**STATED GOAL:** Below are records; work out how many of their lines hold the string "следующие" and give that number alone.

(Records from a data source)

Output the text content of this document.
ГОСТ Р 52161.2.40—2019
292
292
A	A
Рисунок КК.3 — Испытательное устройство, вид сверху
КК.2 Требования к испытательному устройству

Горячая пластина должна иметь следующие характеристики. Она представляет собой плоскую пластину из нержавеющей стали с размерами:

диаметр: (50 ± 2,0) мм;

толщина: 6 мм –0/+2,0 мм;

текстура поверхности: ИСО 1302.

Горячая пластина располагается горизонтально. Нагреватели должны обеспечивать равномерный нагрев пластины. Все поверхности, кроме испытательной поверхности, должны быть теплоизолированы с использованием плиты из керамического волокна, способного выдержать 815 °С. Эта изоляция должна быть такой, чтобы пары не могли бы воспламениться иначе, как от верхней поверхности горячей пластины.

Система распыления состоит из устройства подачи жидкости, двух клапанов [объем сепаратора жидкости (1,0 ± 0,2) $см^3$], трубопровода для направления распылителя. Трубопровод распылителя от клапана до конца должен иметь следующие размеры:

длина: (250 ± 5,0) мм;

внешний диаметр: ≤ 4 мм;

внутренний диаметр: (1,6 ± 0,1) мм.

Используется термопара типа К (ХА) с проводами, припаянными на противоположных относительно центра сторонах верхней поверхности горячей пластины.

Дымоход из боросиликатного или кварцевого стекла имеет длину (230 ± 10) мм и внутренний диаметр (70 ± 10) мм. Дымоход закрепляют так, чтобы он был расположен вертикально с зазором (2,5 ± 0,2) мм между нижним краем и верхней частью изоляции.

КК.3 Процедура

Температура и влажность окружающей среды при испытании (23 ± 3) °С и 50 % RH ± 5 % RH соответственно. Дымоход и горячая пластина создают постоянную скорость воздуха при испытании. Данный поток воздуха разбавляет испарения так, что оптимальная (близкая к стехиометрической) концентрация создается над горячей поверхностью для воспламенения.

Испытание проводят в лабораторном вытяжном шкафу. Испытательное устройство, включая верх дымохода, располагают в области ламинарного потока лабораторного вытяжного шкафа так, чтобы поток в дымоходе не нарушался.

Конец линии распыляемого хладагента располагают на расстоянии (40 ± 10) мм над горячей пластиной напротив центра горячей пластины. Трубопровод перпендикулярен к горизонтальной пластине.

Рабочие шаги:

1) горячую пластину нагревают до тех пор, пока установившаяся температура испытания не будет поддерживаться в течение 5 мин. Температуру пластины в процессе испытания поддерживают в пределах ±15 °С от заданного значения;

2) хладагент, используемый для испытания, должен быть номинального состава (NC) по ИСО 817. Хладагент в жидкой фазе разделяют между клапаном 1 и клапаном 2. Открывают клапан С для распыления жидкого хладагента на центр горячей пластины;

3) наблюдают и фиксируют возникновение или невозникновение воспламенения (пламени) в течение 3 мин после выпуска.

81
==
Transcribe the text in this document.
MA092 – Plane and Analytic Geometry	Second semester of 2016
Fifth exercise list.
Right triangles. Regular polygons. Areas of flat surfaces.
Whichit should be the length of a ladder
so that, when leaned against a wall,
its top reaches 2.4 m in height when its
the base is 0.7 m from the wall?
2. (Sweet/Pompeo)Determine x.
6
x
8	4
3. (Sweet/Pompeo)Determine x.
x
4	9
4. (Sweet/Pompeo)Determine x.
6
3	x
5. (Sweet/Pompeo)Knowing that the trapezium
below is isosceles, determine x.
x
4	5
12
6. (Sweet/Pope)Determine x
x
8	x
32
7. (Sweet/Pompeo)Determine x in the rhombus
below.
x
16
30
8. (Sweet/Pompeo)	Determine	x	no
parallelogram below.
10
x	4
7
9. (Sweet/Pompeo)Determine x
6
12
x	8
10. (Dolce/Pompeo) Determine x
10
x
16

**EXPECTED OUTPUT:** 2